START

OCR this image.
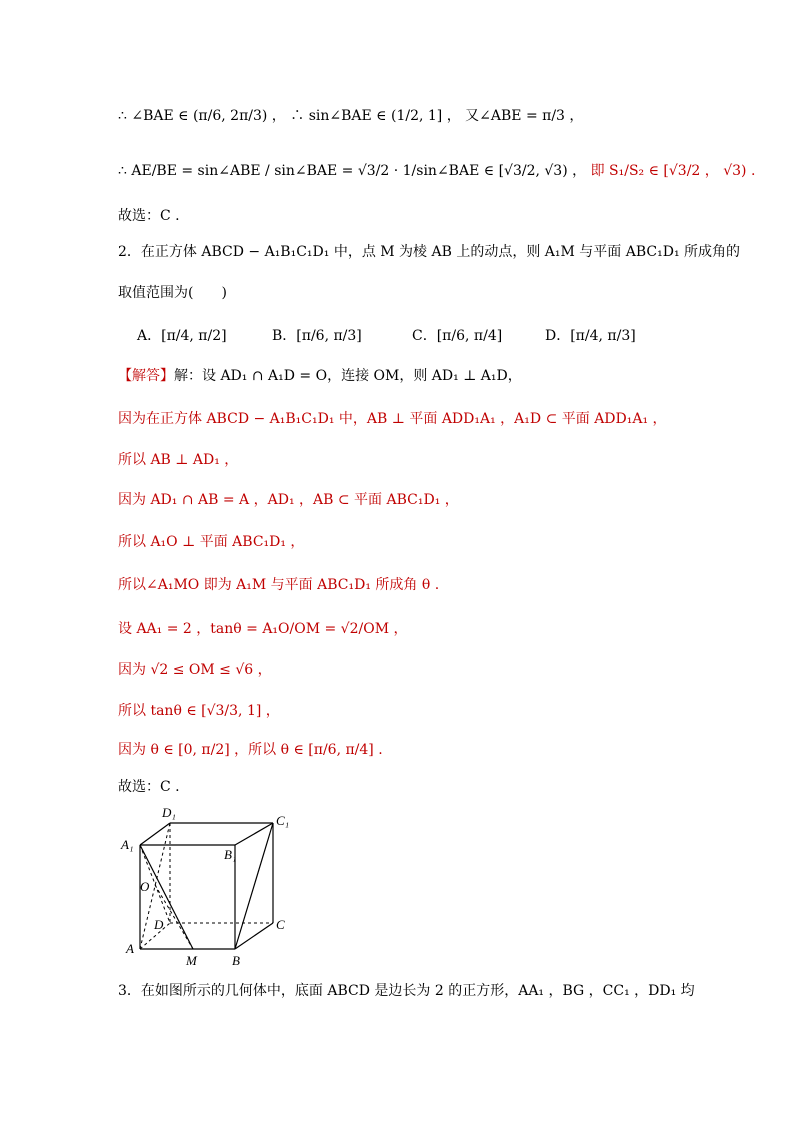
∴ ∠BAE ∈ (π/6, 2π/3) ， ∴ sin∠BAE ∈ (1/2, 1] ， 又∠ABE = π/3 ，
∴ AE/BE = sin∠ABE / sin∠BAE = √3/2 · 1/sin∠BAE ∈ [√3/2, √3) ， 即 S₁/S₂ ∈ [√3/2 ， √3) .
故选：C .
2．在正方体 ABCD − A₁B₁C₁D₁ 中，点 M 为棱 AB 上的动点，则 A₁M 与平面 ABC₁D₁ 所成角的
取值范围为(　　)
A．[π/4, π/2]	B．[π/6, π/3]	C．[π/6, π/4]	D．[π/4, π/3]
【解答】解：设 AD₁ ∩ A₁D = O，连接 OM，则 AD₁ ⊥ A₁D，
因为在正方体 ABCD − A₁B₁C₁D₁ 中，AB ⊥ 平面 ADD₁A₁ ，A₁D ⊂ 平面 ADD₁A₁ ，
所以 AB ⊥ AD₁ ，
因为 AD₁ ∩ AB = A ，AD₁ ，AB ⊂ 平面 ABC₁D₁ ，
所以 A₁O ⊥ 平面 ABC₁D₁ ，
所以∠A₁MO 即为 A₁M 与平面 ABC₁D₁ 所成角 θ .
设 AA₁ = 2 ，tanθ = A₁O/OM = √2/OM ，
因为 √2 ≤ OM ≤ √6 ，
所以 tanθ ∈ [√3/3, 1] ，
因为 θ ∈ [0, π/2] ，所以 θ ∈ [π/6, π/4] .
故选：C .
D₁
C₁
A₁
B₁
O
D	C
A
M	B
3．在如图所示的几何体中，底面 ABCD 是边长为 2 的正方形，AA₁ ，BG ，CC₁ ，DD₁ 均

END
START

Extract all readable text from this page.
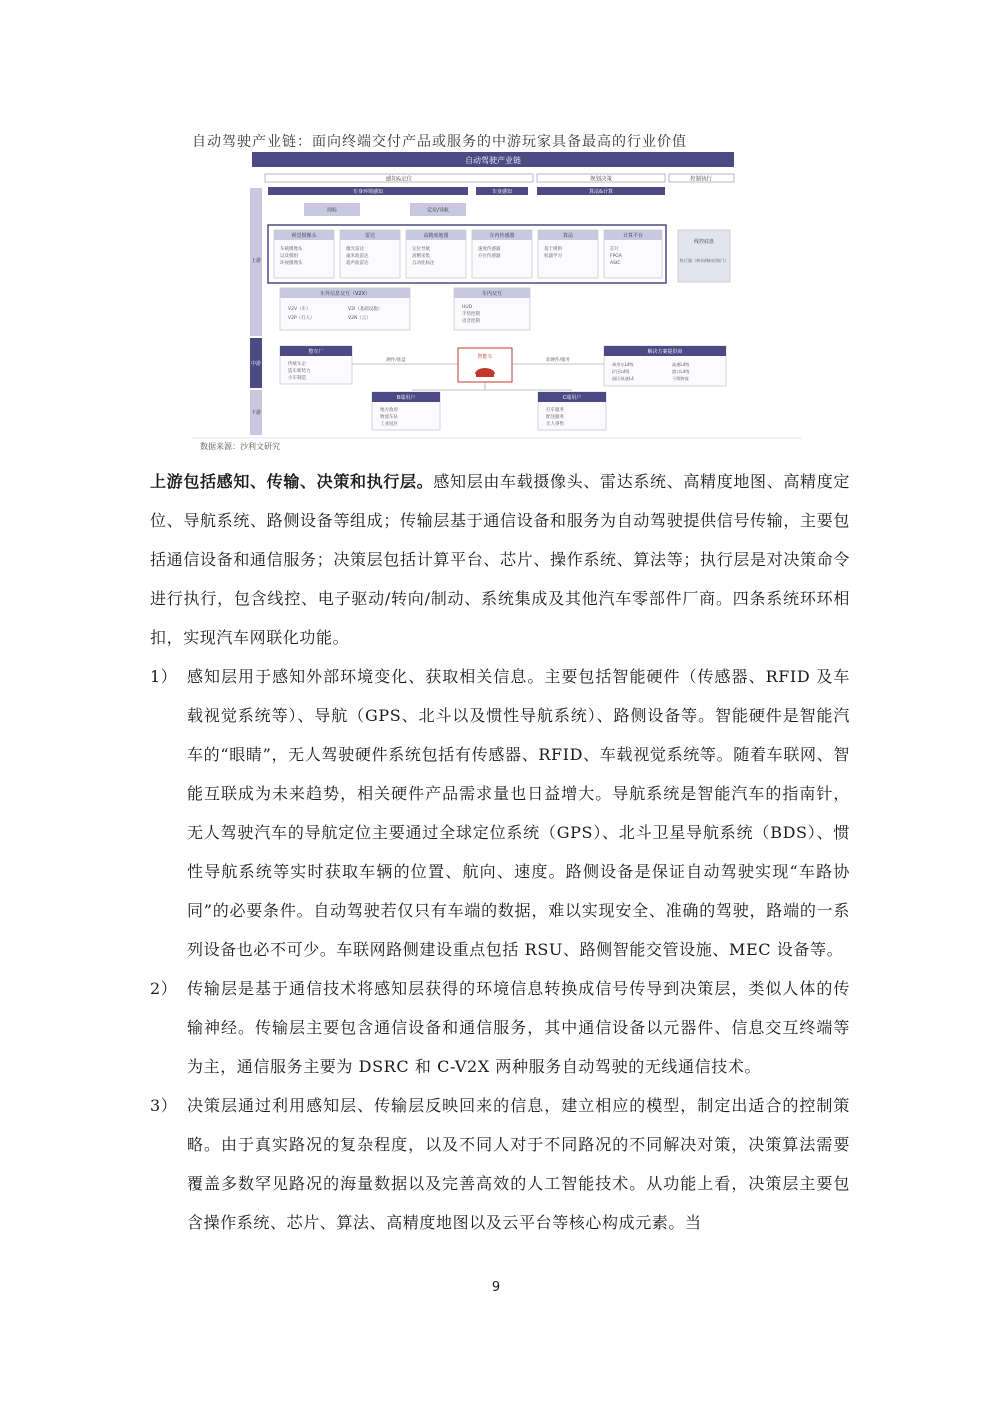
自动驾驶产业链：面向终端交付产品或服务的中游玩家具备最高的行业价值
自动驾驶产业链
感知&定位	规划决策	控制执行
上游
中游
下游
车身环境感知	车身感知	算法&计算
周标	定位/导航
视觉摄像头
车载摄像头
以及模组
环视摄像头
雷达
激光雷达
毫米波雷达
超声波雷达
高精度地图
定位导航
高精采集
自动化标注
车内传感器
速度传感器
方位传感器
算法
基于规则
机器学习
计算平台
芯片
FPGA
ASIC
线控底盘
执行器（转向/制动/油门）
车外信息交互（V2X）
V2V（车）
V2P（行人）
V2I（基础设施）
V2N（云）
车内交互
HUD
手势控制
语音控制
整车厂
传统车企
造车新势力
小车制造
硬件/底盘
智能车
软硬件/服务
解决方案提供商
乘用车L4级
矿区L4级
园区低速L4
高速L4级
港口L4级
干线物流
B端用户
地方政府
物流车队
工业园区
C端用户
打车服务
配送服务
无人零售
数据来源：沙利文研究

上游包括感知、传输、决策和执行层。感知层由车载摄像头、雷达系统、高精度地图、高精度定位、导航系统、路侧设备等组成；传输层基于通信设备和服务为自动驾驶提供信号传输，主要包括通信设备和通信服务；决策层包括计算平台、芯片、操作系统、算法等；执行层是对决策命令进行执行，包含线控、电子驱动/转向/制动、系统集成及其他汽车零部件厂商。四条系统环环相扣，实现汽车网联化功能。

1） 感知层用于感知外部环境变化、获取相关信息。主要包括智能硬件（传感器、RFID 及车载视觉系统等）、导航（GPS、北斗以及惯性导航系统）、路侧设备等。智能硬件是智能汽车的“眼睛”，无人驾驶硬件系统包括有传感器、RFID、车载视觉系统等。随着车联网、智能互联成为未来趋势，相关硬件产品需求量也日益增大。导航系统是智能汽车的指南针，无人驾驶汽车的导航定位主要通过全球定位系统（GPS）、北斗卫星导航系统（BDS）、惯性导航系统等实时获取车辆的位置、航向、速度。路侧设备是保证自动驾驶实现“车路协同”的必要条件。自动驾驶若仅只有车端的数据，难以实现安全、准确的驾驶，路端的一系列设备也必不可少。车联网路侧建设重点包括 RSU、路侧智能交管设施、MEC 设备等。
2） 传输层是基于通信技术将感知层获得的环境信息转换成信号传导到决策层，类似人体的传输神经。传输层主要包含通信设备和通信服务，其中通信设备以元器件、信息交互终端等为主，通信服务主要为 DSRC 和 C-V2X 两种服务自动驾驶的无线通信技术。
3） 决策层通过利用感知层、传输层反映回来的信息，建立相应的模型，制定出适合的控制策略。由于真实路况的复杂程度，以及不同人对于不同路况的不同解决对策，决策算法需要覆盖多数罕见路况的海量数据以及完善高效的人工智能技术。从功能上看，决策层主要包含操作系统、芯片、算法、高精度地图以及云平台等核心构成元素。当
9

END

--- Task directions ---
Copy each line of the data that contains the word "自动驾驶产业链".

--- Answer to the problem ---
自动驾驶产业链：面向终端交付产品或服务的中游玩家具备最高的行业价值
自动驾驶产业链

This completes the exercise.